**Records for the task:**
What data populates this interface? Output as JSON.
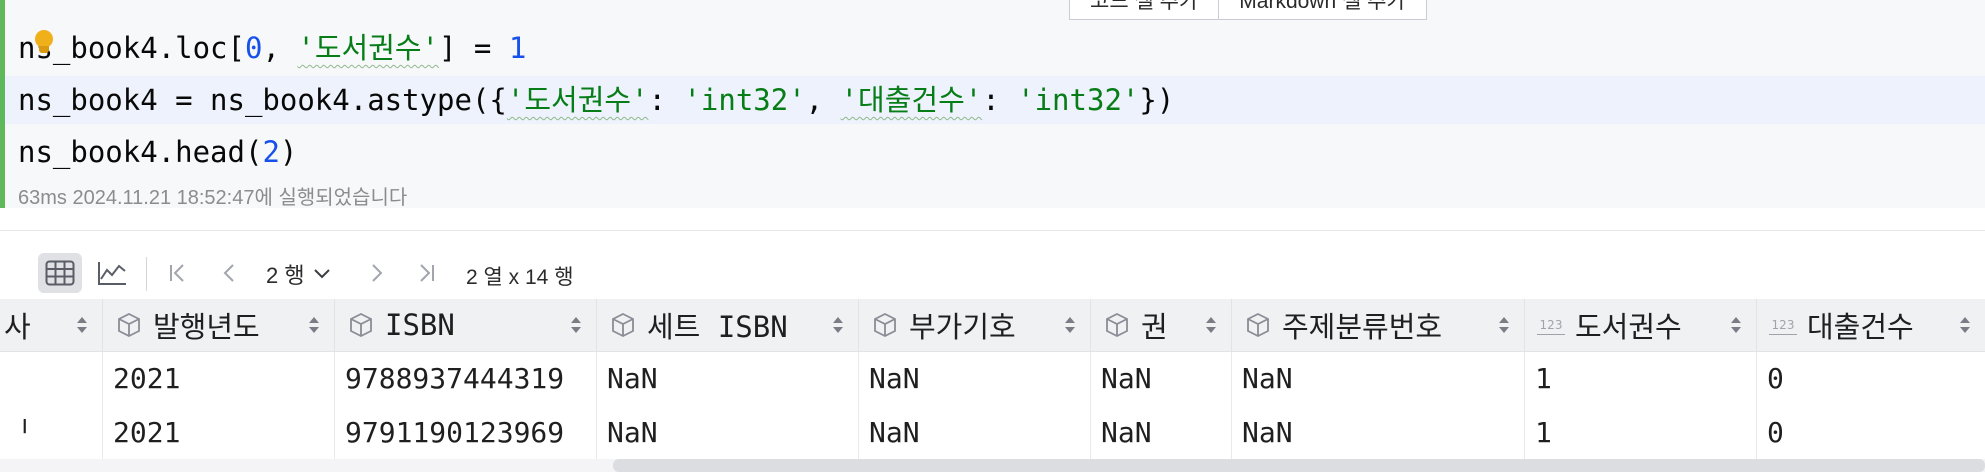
{
  "cell": {
    "line1": {
      "a": "ns_book4.loc[",
      "n0": "0",
      "comma": ", ",
      "s1": "'도서권수'",
      "b": "] = ",
      "n1": "1"
    },
    "line2": {
      "a": "ns_book4 = ns_book4.astype({",
      "s1": "'도서권수'",
      "c1": ": ",
      "s2": "'int32'",
      "c2": ", ",
      "s3": "'대출건수'",
      "c3": ": ",
      "s4": "'int32'",
      "b": "})"
    },
    "line3": {
      "a": "ns_book4.head(",
      "n": "2",
      "b": ")"
    },
    "exec_info": "63ms 2024.11.21 18:52:47에 실행되었습니다",
    "add_code_label": "코드 셀 추가",
    "add_markdown_label": "Markdown 셀 추가",
    "accent_color": "#5fb85a"
  },
  "toolbar": {
    "table_view_icon": "table-icon",
    "chart_view_icon": "chart-icon",
    "rows_value": "2 행",
    "shape": "2 열 x 14 행"
  },
  "table": {
    "columns": [
      {
        "label": "사",
        "type": "none"
      },
      {
        "label": "발행년도",
        "type": "object"
      },
      {
        "label": "ISBN",
        "type": "object"
      },
      {
        "label": "세트 ISBN",
        "type": "object"
      },
      {
        "label": "부가기호",
        "type": "object"
      },
      {
        "label": "권",
        "type": "object"
      },
      {
        "label": "주제분류번호",
        "type": "object"
      },
      {
        "label": "도서권수",
        "type": "numeric"
      },
      {
        "label": "대출건수",
        "type": "numeric"
      }
    ],
    "rows": [
      [
        "",
        "2021",
        "9788937444319",
        "NaN",
        "NaN",
        "NaN",
        "NaN",
        "1",
        "0"
      ],
      [
        "ᅵ",
        "2021",
        "9791190123969",
        "NaN",
        "NaN",
        "NaN",
        "NaN",
        "1",
        "0"
      ]
    ],
    "numeric_icon_text": "123"
  }
}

**Your goal:** In this exercise, set down all of the data exactly, without the pictures.

**Full output:**
What data populates this interface? Output as JSON.
{
  "cell": {
    "line1": {
      "a": "ns_book4.loc[",
      "n0": "0",
      "comma": ", ",
      "s1": "'도서권수'",
      "b": "] = ",
      "n1": "1"
    },
    "line2": {
      "a": "ns_book4 = ns_book4.astype({",
      "s1": "'도서권수'",
      "c1": ": ",
      "s2": "'int32'",
      "c2": ", ",
      "s3": "'대출건수'",
      "c3": ": ",
      "s4": "'int32'",
      "b": "})"
    },
    "line3": {
      "a": "ns_book4.head(",
      "n": "2",
      "b": ")"
    },
    "exec_info": "63ms 2024.11.21 18:52:47에 실행되었습니다",
    "add_code_label": "코드 셀 추가",
    "add_markdown_label": "Markdown 셀 추가",
    "accent_color": "#5fb85a"
  },
  "toolbar": {
    "table_view_icon": "table-icon",
    "chart_view_icon": "chart-icon",
    "rows_value": "2 행",
    "shape": "2 열 x 14 행"
  },
  "table": {
    "columns": [
      {
        "label": "사",
        "type": "none"
      },
      {
        "label": "발행년도",
        "type": "object"
      },
      {
        "label": "ISBN",
        "type": "object"
      },
      {
        "label": "세트 ISBN",
        "type": "object"
      },
      {
        "label": "부가기호",
        "type": "object"
      },
      {
        "label": "권",
        "type": "object"
      },
      {
        "label": "주제분류번호",
        "type": "object"
      },
      {
        "label": "도서권수",
        "type": "numeric"
      },
      {
        "label": "대출건수",
        "type": "numeric"
      }
    ],
    "rows": [
      [
        "",
        "2021",
        "9788937444319",
        "NaN",
        "NaN",
        "NaN",
        "NaN",
        "1",
        "0"
      ],
      [
        "ᅵ",
        "2021",
        "9791190123969",
        "NaN",
        "NaN",
        "NaN",
        "NaN",
        "1",
        "0"
      ]
    ],
    "numeric_icon_text": "123"
  }
}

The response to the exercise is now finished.